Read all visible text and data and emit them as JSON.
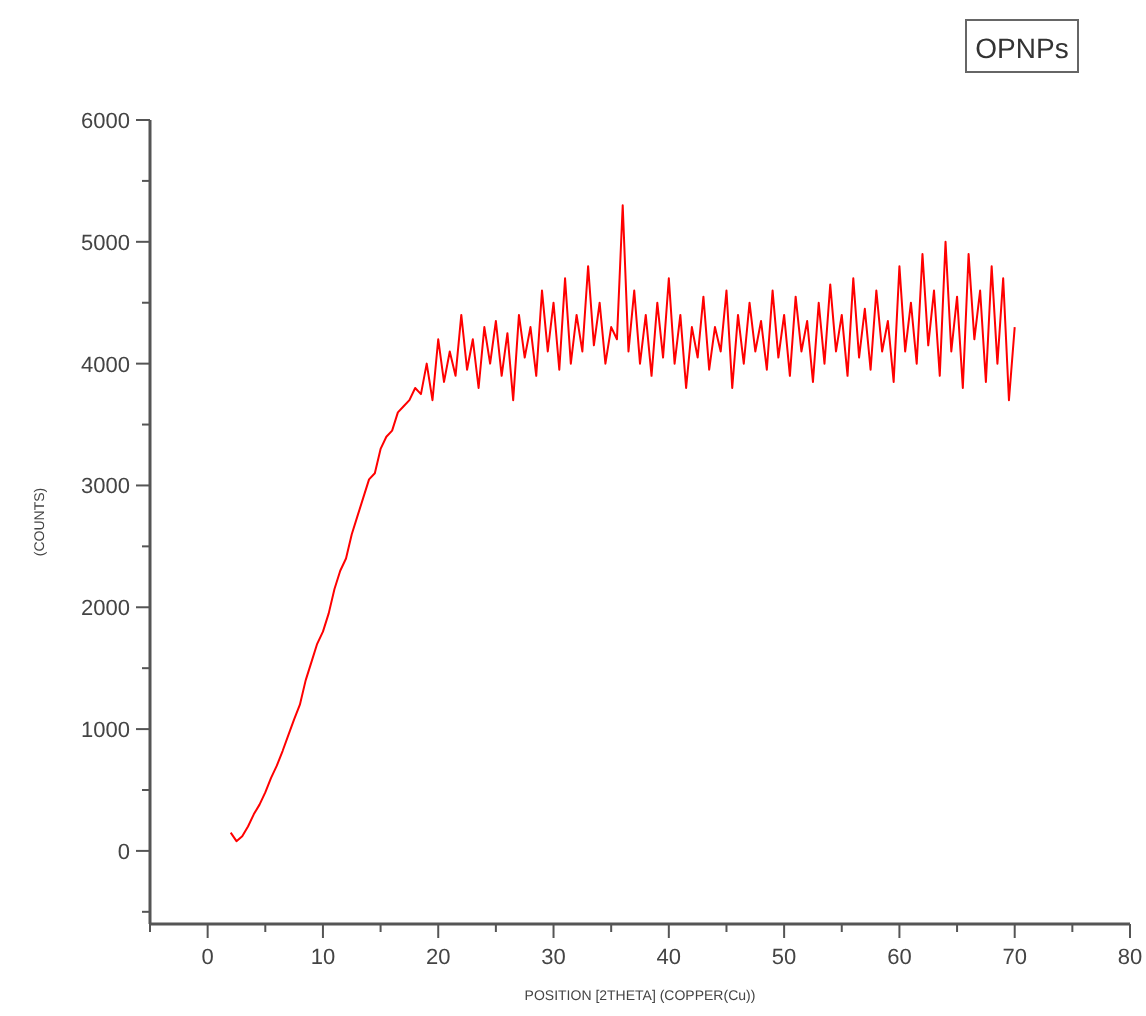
{
  "chart_data": {
    "type": "line",
    "title": "OPNPs",
    "xlabel": "POSITION [2THETA] (COPPER(Cu))",
    "ylabel": "(COUNTS)",
    "xlim": [
      -5,
      80
    ],
    "ylim": [
      -600,
      6000
    ],
    "xticks": [
      {
        "value": -5,
        "label": null
      },
      0,
      {
        "value": 5,
        "label": null
      },
      10,
      {
        "value": 15,
        "label": null
      },
      20,
      {
        "value": 25,
        "label": null
      },
      30,
      {
        "value": 35,
        "label": null
      },
      40,
      {
        "value": 45,
        "label": null
      },
      50,
      {
        "value": 55,
        "label": null
      },
      60,
      {
        "value": 65,
        "label": null
      },
      70,
      {
        "value": 75,
        "label": null
      },
      80
    ],
    "yticks": [
      {
        "value": -500,
        "label": null
      },
      0,
      {
        "value": 500,
        "label": null
      },
      1000,
      {
        "value": 1500,
        "label": null
      },
      2000,
      {
        "value": 2500,
        "label": null
      },
      3000,
      {
        "value": 3500,
        "label": null
      },
      4000,
      {
        "value": 4500,
        "label": null
      },
      5000,
      {
        "value": 5500,
        "label": null
      },
      6000
    ],
    "grid": false,
    "marker": "none",
    "line_style": "solid",
    "series": [
      {
        "color": "#ff0000",
        "x": [
          2,
          2.5,
          3,
          3.5,
          4,
          4.5,
          5,
          5.5,
          6,
          6.5,
          7,
          7.5,
          8,
          8.5,
          9,
          9.5,
          10,
          10.5,
          11,
          11.5,
          12,
          12.5,
          13,
          13.5,
          14,
          14.5,
          15,
          15.5,
          16,
          16.5,
          17,
          17.5,
          18,
          18.5,
          19,
          19.5,
          20,
          20.5,
          21,
          21.5,
          22,
          22.5,
          23,
          23.5,
          24,
          24.5,
          25,
          25.5,
          26,
          26.5,
          27,
          27.5,
          28,
          28.5,
          29,
          29.5,
          30,
          30.5,
          31,
          31.5,
          32,
          32.5,
          33,
          33.5,
          34,
          34.5,
          35,
          35.5,
          36,
          36.5,
          37,
          37.5,
          38,
          38.5,
          39,
          39.5,
          40,
          40.5,
          41,
          41.5,
          42,
          42.5,
          43,
          43.5,
          44,
          44.5,
          45,
          45.5,
          46,
          46.5,
          47,
          47.5,
          48,
          48.5,
          49,
          49.5,
          50,
          50.5,
          51,
          51.5,
          52,
          52.5,
          53,
          53.5,
          54,
          54.5,
          55,
          55.5,
          56,
          56.5,
          57,
          57.5,
          58,
          58.5,
          59,
          59.5,
          60,
          60.5,
          61,
          61.5,
          62,
          62.5,
          63,
          63.5,
          64,
          64.5,
          65,
          65.5,
          66,
          66.5,
          67,
          67.5,
          68,
          68.5,
          69,
          69.5,
          70
        ],
        "values": [
          150,
          80,
          120,
          200,
          300,
          380,
          480,
          600,
          700,
          820,
          950,
          1080,
          1200,
          1400,
          1550,
          1700,
          1800,
          1950,
          2150,
          2300,
          2400,
          2600,
          2750,
          2900,
          3050,
          3100,
          3300,
          3400,
          3450,
          3600,
          3650,
          3700,
          3800,
          3750,
          4000,
          3700,
          4200,
          3850,
          4100,
          3900,
          4400,
          3950,
          4200,
          3800,
          4300,
          4000,
          4350,
          3900,
          4250,
          3700,
          4400,
          4050,
          4300,
          3900,
          4600,
          4100,
          4500,
          3950,
          4700,
          4000,
          4400,
          4100,
          4800,
          4150,
          4500,
          4000,
          4300,
          4200,
          5300,
          4100,
          4600,
          4000,
          4400,
          3900,
          4500,
          4050,
          4700,
          4000,
          4400,
          3800,
          4300,
          4050,
          4550,
          3950,
          4300,
          4100,
          4600,
          3800,
          4400,
          4000,
          4500,
          4100,
          4350,
          3950,
          4600,
          4050,
          4400,
          3900,
          4550,
          4100,
          4350,
          3850,
          4500,
          4000,
          4650,
          4100,
          4400,
          3900,
          4700,
          4050,
          4450,
          3950,
          4600,
          4100,
          4350,
          3850,
          4800,
          4100,
          4500,
          4000,
          4900,
          4150,
          4600,
          3900,
          5000,
          4100,
          4550,
          3800,
          4900,
          4200,
          4600,
          3850,
          4800,
          4000,
          4700,
          3700,
          4300
        ]
      }
    ]
  }
}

────

Exercise requirements:
Images in the records should not be copied. Repeat all the rest exactly.

Result:
Read all visible text and data and emit them as JSON.
{
  "chart_data": {
    "type": "line",
    "title": "OPNPs",
    "xlabel": "POSITION [2THETA] (COPPER(Cu))",
    "ylabel": "(COUNTS)",
    "xlim": [
      -5,
      80
    ],
    "ylim": [
      -600,
      6000
    ],
    "xticks": [
      {
        "value": -5,
        "label": null
      },
      0,
      {
        "value": 5,
        "label": null
      },
      10,
      {
        "value": 15,
        "label": null
      },
      20,
      {
        "value": 25,
        "label": null
      },
      30,
      {
        "value": 35,
        "label": null
      },
      40,
      {
        "value": 45,
        "label": null
      },
      50,
      {
        "value": 55,
        "label": null
      },
      60,
      {
        "value": 65,
        "label": null
      },
      70,
      {
        "value": 75,
        "label": null
      },
      80
    ],
    "yticks": [
      {
        "value": -500,
        "label": null
      },
      0,
      {
        "value": 500,
        "label": null
      },
      1000,
      {
        "value": 1500,
        "label": null
      },
      2000,
      {
        "value": 2500,
        "label": null
      },
      3000,
      {
        "value": 3500,
        "label": null
      },
      4000,
      {
        "value": 4500,
        "label": null
      },
      5000,
      {
        "value": 5500,
        "label": null
      },
      6000
    ],
    "grid": false,
    "marker": "none",
    "line_style": "solid",
    "series": [
      {
        "color": "#ff0000",
        "x": [
          2,
          2.5,
          3,
          3.5,
          4,
          4.5,
          5,
          5.5,
          6,
          6.5,
          7,
          7.5,
          8,
          8.5,
          9,
          9.5,
          10,
          10.5,
          11,
          11.5,
          12,
          12.5,
          13,
          13.5,
          14,
          14.5,
          15,
          15.5,
          16,
          16.5,
          17,
          17.5,
          18,
          18.5,
          19,
          19.5,
          20,
          20.5,
          21,
          21.5,
          22,
          22.5,
          23,
          23.5,
          24,
          24.5,
          25,
          25.5,
          26,
          26.5,
          27,
          27.5,
          28,
          28.5,
          29,
          29.5,
          30,
          30.5,
          31,
          31.5,
          32,
          32.5,
          33,
          33.5,
          34,
          34.5,
          35,
          35.5,
          36,
          36.5,
          37,
          37.5,
          38,
          38.5,
          39,
          39.5,
          40,
          40.5,
          41,
          41.5,
          42,
          42.5,
          43,
          43.5,
          44,
          44.5,
          45,
          45.5,
          46,
          46.5,
          47,
          47.5,
          48,
          48.5,
          49,
          49.5,
          50,
          50.5,
          51,
          51.5,
          52,
          52.5,
          53,
          53.5,
          54,
          54.5,
          55,
          55.5,
          56,
          56.5,
          57,
          57.5,
          58,
          58.5,
          59,
          59.5,
          60,
          60.5,
          61,
          61.5,
          62,
          62.5,
          63,
          63.5,
          64,
          64.5,
          65,
          65.5,
          66,
          66.5,
          67,
          67.5,
          68,
          68.5,
          69,
          69.5,
          70
        ],
        "values": [
          150,
          80,
          120,
          200,
          300,
          380,
          480,
          600,
          700,
          820,
          950,
          1080,
          1200,
          1400,
          1550,
          1700,
          1800,
          1950,
          2150,
          2300,
          2400,
          2600,
          2750,
          2900,
          3050,
          3100,
          3300,
          3400,
          3450,
          3600,
          3650,
          3700,
          3800,
          3750,
          4000,
          3700,
          4200,
          3850,
          4100,
          3900,
          4400,
          3950,
          4200,
          3800,
          4300,
          4000,
          4350,
          3900,
          4250,
          3700,
          4400,
          4050,
          4300,
          3900,
          4600,
          4100,
          4500,
          3950,
          4700,
          4000,
          4400,
          4100,
          4800,
          4150,
          4500,
          4000,
          4300,
          4200,
          5300,
          4100,
          4600,
          4000,
          4400,
          3900,
          4500,
          4050,
          4700,
          4000,
          4400,
          3800,
          4300,
          4050,
          4550,
          3950,
          4300,
          4100,
          4600,
          3800,
          4400,
          4000,
          4500,
          4100,
          4350,
          3950,
          4600,
          4050,
          4400,
          3900,
          4550,
          4100,
          4350,
          3850,
          4500,
          4000,
          4650,
          4100,
          4400,
          3900,
          4700,
          4050,
          4450,
          3950,
          4600,
          4100,
          4350,
          3850,
          4800,
          4100,
          4500,
          4000,
          4900,
          4150,
          4600,
          3900,
          5000,
          4100,
          4550,
          3800,
          4900,
          4200,
          4600,
          3850,
          4800,
          4000,
          4700,
          3700,
          4300
        ]
      }
    ]
  }
}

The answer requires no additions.